» **Task description**
Return every line of the data below that includes the string "случае".

» **Given records**
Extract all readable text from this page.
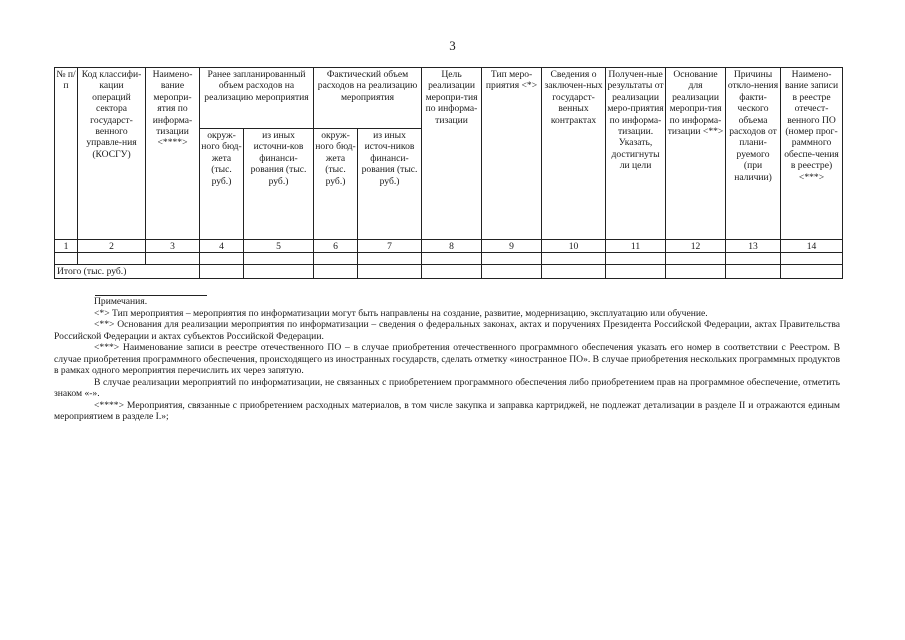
3
№ п/п	Код классифи-кации операций сектора государст-венного управле-ния (КОСГУ)	Наимено-вание меропри-ятия по информа-тизации <****>	Ранее запланированный объем расходов на реализацию мероприятия		Фактический объем расходов на реализацию мероприятия		Цель реализации меропри-тия по информа-тизации	Тип меро-приятия <*>	Сведения о заключен-ных государст-венных контрактах	Получен-ные результаты от реализации меро-приятия по информа-тизации. Указать, достигнуты ли цели	Основание для реализации меропри-тия по информа-тизации <**>	Причины откло-нения факти-ческого объема расходов от плани-руемого (при наличии)	Наимено-вание записи в реестре отечест-венного ПО (номер прог-раммного обеспе-чения в реестре) <***>
			окруж-ного бюд-жета (тыс. руб.)	из иных источни-ков финанси-рования (тыс. руб.)	окруж-ного бюд-жета (тыс. руб.)	из иных источ-ников финанси-рования (тыс. руб.)							
1	2	3	4	5	6	7	8	9	10	11	12	13	14

Итого (тыс. руб.)													

Примечания.

<*> Тип мероприятия – мероприятия по информатизации могут быть направлены на создание, развитие, модернизацию, эксплуатацию или обучение.

<**> Основания для реализации мероприятия по информатизации – сведения о федеральных законах, актах и поручениях Президента Российской Федерации, актах Правительства Российской Федерации и актах субъектов Российской Федерации.

<***> Наименование записи в реестре отечественного ПО – в случае приобретения отечественного программного обеспечения указать его номер в соответствии с Реестром. В случае приобретения программного обеспечения, происходящего из иностранных государств, сделать отметку «иностранное ПО». В случае приобретения нескольких программных продуктов в рамках одного мероприятия перечислить их через запятую.

В случае реализации мероприятий по информатизации, не связанных с приобретением программного обеспечения либо приобретением прав на программное обеспечение, отметить знаком «-».

<****> Мероприятия, связанные с приобретением расходных материалов, в том числе закупка и заправка картриджей, не подлежат детализации в разделе II и отражаются единым мероприятием в разделе I.»;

» **Solution for this exercise**
<***> Наименование записи в реестре отечественного ПО – в случае приобретения отечественного программного обеспечения указать его номер в соответствии с Реестром. В случае приобретения программного обеспечения, происходящего из иностранных государств, сделать отметку «иностранное ПО». В случае приобретения нескольких программных продуктов в рамках одного мероприятия перечислить их через запятую.
В случае реализации мероприятий по информатизации, не связанных с приобретением программного обеспечения либо приобретением прав на программное обеспечение, отметить знаком «-».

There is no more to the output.